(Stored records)

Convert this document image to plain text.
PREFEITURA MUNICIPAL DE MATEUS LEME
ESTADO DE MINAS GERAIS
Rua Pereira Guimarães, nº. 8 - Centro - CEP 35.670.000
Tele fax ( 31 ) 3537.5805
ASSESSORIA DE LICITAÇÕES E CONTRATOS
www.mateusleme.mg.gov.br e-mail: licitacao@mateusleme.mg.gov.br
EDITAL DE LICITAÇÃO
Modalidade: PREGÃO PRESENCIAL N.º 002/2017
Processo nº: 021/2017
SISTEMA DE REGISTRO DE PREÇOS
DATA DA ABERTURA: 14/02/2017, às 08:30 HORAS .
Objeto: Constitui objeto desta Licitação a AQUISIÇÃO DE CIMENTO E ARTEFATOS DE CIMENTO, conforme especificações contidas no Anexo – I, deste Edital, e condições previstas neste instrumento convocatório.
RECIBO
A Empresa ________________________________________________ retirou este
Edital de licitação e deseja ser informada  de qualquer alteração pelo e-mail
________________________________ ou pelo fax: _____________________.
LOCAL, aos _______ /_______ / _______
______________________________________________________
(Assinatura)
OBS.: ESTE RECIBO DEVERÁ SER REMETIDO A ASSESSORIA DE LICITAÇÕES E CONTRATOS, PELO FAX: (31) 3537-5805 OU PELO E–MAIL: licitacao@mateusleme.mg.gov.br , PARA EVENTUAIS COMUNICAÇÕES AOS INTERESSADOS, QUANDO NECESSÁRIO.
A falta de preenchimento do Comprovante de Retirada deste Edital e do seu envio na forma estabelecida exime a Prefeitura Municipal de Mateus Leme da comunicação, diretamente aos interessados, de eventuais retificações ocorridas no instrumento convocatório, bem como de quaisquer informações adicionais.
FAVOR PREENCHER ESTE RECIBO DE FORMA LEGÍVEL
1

PROBLEM TO SOLVE. Reproduce all the records precisely.

THE RESPONSE.
Convert this document image to plain text.
PREFEITURA MUNICIPAL DE MATEUS LEME
ESTADO DE MINAS GERAIS
Rua Pereira Guimarães, nº. 8 - Centro - CEP 35.670.000
Tele fax ( 31 ) 3537.5805
ASSESSORIA DE LICITAÇÕES E CONTRATOS
www.mateusleme.mg.gov.br e-mail: licitacao@mateusleme.mg.gov.br
EDITAL DE LICITAÇÃO
Modalidade: PREGÃO PRESENCIAL N.º 002/2017
Processo nº: 021/2017
SISTEMA DE REGISTRO DE PREÇOS
DATA DA ABERTURA: 14/02/2017, às 08:30 HORAS .
Objeto: Constitui objeto desta Licitação a AQUISIÇÃO DE CIMENTO E ARTEFATOS DE CIMENTO, conforme especificações contidas no Anexo – I, deste Edital, e condições previstas neste instrumento convocatório.
RECIBO
A Empresa ________________________________________________ retirou este
Edital de licitação e deseja ser informada  de qualquer alteração pelo e-mail
________________________________ ou pelo fax: _____________________.
LOCAL, aos _______ /_______ / _______
______________________________________________________
(Assinatura)
OBS.: ESTE RECIBO DEVERÁ SER REMETIDO A ASSESSORIA DE LICITAÇÕES E CONTRATOS, PELO FAX: (31) 3537-5805 OU PELO E–MAIL: licitacao@mateusleme.mg.gov.br , PARA EVENTUAIS COMUNICAÇÕES AOS INTERESSADOS, QUANDO NECESSÁRIO.
A falta de preenchimento do Comprovante de Retirada deste Edital e do seu envio na forma estabelecida exime a Prefeitura Municipal de Mateus Leme da comunicação, diretamente aos interessados, de eventuais retificações ocorridas no instrumento convocatório, bem como de quaisquer informações adicionais.
FAVOR PREENCHER ESTE RECIBO DE FORMA LEGÍVEL
1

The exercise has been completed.